[Start]

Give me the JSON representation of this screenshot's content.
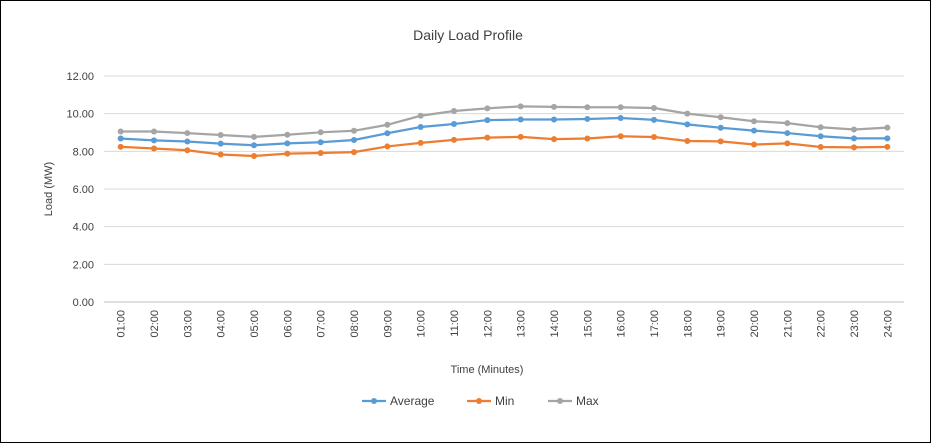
{
  "chart_data": {
    "type": "line",
    "title": "Daily Load Profile",
    "xlabel": "Time (Minutes)",
    "ylabel": "Load (MW)",
    "ylim": [
      0,
      12
    ],
    "yticks": [
      "0.00",
      "2.00",
      "4.00",
      "6.00",
      "8.00",
      "10.00",
      "12.00"
    ],
    "grid": true,
    "legend": "bottom",
    "categories": [
      "01:00",
      "02:00",
      "03:00",
      "04:00",
      "05:00",
      "06:00",
      "07:00",
      "08:00",
      "09:00",
      "10:00",
      "11:00",
      "12:00",
      "13:00",
      "14:00",
      "15:00",
      "16:00",
      "17:00",
      "18:00",
      "19:00",
      "20:00",
      "21:00",
      "22:00",
      "23:00",
      "24:00"
    ],
    "series": [
      {
        "name": "Average",
        "color": "#5B9BD5",
        "values": [
          8.68,
          8.58,
          8.52,
          8.41,
          8.32,
          8.42,
          8.48,
          8.6,
          8.96,
          9.29,
          9.45,
          9.66,
          9.69,
          9.69,
          9.72,
          9.77,
          9.67,
          9.43,
          9.25,
          9.1,
          8.97,
          8.8,
          8.69,
          8.69
        ]
      },
      {
        "name": "Min",
        "color": "#ED7D31",
        "values": [
          8.24,
          8.15,
          8.06,
          7.83,
          7.75,
          7.88,
          7.91,
          7.96,
          8.26,
          8.45,
          8.61,
          8.73,
          8.77,
          8.65,
          8.68,
          8.8,
          8.76,
          8.55,
          8.53,
          8.36,
          8.42,
          8.23,
          8.21,
          8.24
        ]
      },
      {
        "name": "Max",
        "color": "#A5A5A5",
        "values": [
          9.05,
          9.05,
          8.97,
          8.87,
          8.77,
          8.88,
          9.01,
          9.09,
          9.41,
          9.89,
          10.14,
          10.28,
          10.39,
          10.36,
          10.34,
          10.34,
          10.3,
          10.0,
          9.81,
          9.6,
          9.5,
          9.28,
          9.16,
          9.26
        ]
      }
    ]
  }
}
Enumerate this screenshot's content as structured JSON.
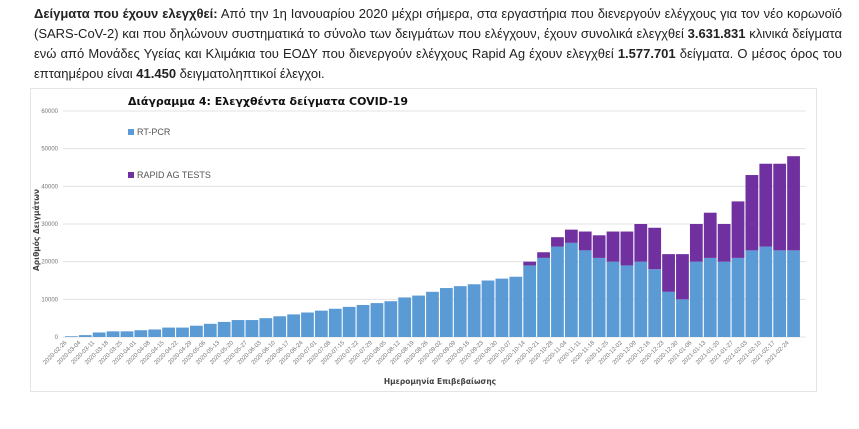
{
  "paragraph": {
    "lead": "Δείγματα που έχουν ελεγχθεί:",
    "text1": " Από την 1η Ιανουαρίου 2020 μέχρι σήμερα, στα εργαστήρια που διενεργούν ελέγχους για τον νέο κορωνοϊό (SARS-CoV-2) και που δηλώνουν συστηματικά το σύνολο των δειγμάτων που ελέγχουν, έχουν συνολικά ελεγχθεί ",
    "total_clinical": "3.631.831",
    "text2": " κλινικά δείγματα ενώ από Μονάδες Υγείας και Κλιμάκια του ΕΟΔΥ που διενεργούν ελέγχους Rapid Ag έχουν ελεγχθεί ",
    "total_rapid": "1.577.701",
    "text3": " δείγματα. Ο μέσος όρος του επταημέρου είναι ",
    "weekly_avg": "41.450",
    "text4": " δειγματοληπτικοί έλεγχοι."
  },
  "chart_data": {
    "type": "bar",
    "stacked": true,
    "title": "Διάγραμμα 4: Ελεγχθέντα δείγματα COVID-19",
    "xlabel": "Ημερομηνία Επιβεβαίωσης",
    "ylabel": "Αριθμός Δειγμάτων",
    "ylim": [
      0,
      60000
    ],
    "yticks": [
      "0",
      "10000",
      "20000",
      "30000",
      "40000",
      "50000",
      "60000"
    ],
    "grid": true,
    "legend_position": "top-left",
    "categories": [
      "2020-02-26",
      "2020-03-04",
      "2020-03-11",
      "2020-03-18",
      "2020-03-25",
      "2020-04-01",
      "2020-04-08",
      "2020-04-15",
      "2020-04-22",
      "2020-04-29",
      "2020-05-06",
      "2020-05-13",
      "2020-05-20",
      "2020-05-27",
      "2020-06-03",
      "2020-06-10",
      "2020-06-17",
      "2020-06-24",
      "2020-07-01",
      "2020-07-08",
      "2020-07-15",
      "2020-07-22",
      "2020-07-29",
      "2020-08-05",
      "2020-08-12",
      "2020-08-19",
      "2020-08-26",
      "2020-09-02",
      "2020-09-09",
      "2020-09-16",
      "2020-09-23",
      "2020-09-30",
      "2020-10-07",
      "2020-10-14",
      "2020-10-21",
      "2020-10-28",
      "2020-11-04",
      "2020-11-11",
      "2020-11-18",
      "2020-11-25",
      "2020-12-02",
      "2020-12-09",
      "2020-12-16",
      "2020-12-23",
      "2020-12-30",
      "2021-01-06",
      "2021-01-13",
      "2021-01-20",
      "2021-01-27",
      "2021-02-03",
      "2021-02-10",
      "2021-02-17",
      "2021-02-24"
    ],
    "series": [
      {
        "name": "RT-PCR",
        "color": "#5b9bd5",
        "values": [
          200,
          500,
          1200,
          1500,
          1500,
          1800,
          2000,
          2500,
          2500,
          3000,
          3500,
          4000,
          4500,
          4500,
          5000,
          5500,
          6000,
          6500,
          7000,
          7500,
          8000,
          8500,
          9000,
          9500,
          10500,
          11000,
          12000,
          13000,
          13500,
          14000,
          15000,
          15500,
          16000,
          19000,
          21000,
          24000,
          25000,
          23000,
          21000,
          20000,
          19000,
          20000,
          18000,
          12000,
          10000,
          20000,
          21000,
          20000,
          21000,
          23000,
          24000,
          23000,
          23000
        ]
      },
      {
        "name": "RAPID AG TESTS",
        "color": "#7030a0",
        "values": [
          0,
          0,
          0,
          0,
          0,
          0,
          0,
          0,
          0,
          0,
          0,
          0,
          0,
          0,
          0,
          0,
          0,
          0,
          0,
          0,
          0,
          0,
          0,
          0,
          0,
          0,
          0,
          0,
          0,
          0,
          0,
          0,
          0,
          1000,
          1500,
          2500,
          3500,
          5000,
          6000,
          8000,
          9000,
          10000,
          11000,
          10000,
          12000,
          10000,
          12000,
          10000,
          15000,
          20000,
          22000,
          23000,
          25000
        ]
      }
    ]
  }
}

[End]

• **REQUIRED TASK**: In the material above, tally every line with the string "xlabel" in it, then give that number alone.

• **TASK SOLUTION**: 2